Locate the line that contains "Parse this chart: output". Copy it and every following line through the end of the records, exactly, and include nothing else.
++++ DATASET ROWS ++++
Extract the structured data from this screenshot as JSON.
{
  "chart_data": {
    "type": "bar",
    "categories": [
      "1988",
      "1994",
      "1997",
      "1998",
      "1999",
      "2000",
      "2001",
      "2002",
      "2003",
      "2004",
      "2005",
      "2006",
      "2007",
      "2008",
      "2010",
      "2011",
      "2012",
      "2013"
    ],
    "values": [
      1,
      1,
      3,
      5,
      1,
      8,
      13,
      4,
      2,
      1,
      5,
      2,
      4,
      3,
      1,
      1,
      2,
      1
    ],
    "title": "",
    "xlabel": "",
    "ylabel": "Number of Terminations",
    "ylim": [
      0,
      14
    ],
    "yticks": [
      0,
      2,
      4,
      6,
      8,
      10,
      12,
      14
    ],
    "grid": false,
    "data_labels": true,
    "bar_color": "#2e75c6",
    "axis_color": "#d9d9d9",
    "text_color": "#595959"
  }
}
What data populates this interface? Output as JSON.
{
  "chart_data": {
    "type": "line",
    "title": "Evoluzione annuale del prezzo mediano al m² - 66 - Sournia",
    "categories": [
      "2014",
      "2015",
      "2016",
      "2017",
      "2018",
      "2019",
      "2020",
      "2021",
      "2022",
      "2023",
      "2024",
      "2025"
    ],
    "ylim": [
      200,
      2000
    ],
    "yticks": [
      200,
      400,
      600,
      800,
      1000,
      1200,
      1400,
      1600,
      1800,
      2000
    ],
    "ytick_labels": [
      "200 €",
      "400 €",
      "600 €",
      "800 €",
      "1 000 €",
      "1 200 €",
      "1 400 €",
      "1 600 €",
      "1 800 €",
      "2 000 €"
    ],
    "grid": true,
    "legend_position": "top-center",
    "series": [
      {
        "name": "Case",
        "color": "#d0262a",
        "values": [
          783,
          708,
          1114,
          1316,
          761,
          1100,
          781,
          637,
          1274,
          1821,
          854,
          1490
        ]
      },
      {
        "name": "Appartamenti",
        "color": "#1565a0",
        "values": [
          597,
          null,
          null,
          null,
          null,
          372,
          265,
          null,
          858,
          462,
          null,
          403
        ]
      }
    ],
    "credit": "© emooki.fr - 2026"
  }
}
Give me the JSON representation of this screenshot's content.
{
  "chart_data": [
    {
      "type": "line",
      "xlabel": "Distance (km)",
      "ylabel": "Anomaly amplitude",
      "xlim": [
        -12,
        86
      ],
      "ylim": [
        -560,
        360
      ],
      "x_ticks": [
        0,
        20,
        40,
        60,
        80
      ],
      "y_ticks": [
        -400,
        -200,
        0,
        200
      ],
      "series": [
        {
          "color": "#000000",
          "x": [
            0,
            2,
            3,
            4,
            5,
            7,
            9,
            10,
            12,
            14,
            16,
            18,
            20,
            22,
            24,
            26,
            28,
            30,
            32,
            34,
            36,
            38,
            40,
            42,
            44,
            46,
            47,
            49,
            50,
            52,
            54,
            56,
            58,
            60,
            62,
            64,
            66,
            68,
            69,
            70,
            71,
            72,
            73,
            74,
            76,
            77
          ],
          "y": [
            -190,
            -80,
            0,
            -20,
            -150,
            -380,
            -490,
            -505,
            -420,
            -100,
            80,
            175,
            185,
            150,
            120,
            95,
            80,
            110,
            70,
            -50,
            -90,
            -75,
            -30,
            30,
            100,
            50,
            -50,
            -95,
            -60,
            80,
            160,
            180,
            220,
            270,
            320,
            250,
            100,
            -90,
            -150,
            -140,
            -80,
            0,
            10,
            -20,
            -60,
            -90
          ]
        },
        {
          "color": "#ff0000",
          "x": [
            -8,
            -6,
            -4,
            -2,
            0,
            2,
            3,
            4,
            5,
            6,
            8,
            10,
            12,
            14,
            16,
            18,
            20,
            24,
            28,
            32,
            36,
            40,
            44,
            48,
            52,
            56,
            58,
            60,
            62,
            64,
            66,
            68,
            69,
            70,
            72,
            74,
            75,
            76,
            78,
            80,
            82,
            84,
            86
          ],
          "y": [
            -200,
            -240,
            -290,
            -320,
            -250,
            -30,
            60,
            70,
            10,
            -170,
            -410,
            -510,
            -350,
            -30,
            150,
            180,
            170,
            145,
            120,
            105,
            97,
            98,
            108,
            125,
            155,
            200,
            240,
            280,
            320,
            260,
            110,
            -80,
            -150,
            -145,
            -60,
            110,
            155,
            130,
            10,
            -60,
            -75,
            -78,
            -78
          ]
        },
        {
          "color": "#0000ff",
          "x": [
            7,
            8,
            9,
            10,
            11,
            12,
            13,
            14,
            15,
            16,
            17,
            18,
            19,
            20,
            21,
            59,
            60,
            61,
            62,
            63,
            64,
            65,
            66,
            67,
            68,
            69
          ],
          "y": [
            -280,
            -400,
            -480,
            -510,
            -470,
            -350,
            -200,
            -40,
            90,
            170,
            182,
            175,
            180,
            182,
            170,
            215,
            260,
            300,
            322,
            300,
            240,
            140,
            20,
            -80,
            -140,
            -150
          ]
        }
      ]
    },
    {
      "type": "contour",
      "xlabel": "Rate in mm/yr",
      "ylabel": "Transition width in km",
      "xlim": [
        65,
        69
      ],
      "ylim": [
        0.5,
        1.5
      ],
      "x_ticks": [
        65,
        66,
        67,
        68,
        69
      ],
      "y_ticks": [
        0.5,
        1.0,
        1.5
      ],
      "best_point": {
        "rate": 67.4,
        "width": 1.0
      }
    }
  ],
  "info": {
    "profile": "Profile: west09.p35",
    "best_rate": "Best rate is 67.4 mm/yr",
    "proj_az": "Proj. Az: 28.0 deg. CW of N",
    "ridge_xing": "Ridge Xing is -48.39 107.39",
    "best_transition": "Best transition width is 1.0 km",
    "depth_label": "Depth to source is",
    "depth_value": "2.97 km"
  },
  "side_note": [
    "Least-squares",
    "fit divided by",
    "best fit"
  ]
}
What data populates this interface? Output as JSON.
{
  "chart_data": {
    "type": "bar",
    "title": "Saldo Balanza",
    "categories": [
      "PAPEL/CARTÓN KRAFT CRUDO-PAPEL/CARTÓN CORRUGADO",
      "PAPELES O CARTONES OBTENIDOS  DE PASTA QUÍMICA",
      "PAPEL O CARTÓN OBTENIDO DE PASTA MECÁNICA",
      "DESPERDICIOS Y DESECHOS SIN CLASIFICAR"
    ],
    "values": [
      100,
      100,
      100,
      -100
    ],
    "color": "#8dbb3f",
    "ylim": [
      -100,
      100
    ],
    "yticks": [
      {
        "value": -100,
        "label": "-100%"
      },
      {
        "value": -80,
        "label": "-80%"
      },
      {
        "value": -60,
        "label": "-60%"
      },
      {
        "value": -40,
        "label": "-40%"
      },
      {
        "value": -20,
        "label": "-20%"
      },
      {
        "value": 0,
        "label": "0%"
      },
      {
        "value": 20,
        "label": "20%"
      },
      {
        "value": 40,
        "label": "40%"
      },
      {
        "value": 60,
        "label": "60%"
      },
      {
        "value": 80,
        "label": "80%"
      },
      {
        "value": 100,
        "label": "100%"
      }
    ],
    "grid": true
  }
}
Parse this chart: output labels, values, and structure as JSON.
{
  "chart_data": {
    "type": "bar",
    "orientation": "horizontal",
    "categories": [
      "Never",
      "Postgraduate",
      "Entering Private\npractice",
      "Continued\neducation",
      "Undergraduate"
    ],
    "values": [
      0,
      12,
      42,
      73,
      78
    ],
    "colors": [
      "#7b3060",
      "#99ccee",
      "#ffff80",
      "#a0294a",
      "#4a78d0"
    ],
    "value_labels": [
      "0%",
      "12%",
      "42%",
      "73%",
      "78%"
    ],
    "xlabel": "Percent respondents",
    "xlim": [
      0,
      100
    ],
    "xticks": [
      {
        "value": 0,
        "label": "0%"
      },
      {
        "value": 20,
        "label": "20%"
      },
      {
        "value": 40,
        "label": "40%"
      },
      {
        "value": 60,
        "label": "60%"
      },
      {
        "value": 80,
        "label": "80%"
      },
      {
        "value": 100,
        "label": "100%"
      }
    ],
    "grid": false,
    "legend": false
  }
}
++++
--- SOLUTION TO THE PROBLEM ---
Parse this chart: output labels, values, and structure as JSON.
{
  "chart_data": {
    "type": "bar",
    "orientation": "horizontal",
    "categories": [
      "Never",
      "Postgraduate",
      "Entering Private\npractice",
      "Continued\neducation",
      "Undergraduate"
    ],
    "values": [
      0,
      12,
      42,
      73,
      78
    ],
    "colors": [
      "#7b3060",
      "#99ccee",
      "#ffff80",
      "#a0294a",
      "#4a78d0"
    ],
    "value_labels": [
      "0%",
      "12%",
      "42%",
      "73%",
      "78%"
    ],
    "xlabel": "Percent respondents",
    "xlim": [
      0,
      100
    ],
    "xticks": [
      {
        "value": 0,
        "label": "0%"
      },
      {
        "value": 20,
        "label": "20%"
      },
      {
        "value": 40,
        "label": "40%"
      },
      {
        "value": 60,
        "label": "60%"
      },
      {
        "value": 80,
        "label": "80%"
      },
      {
        "value": 100,
        "label": "100%"
      }
    ],
    "grid": false,
    "legend": false
  }
}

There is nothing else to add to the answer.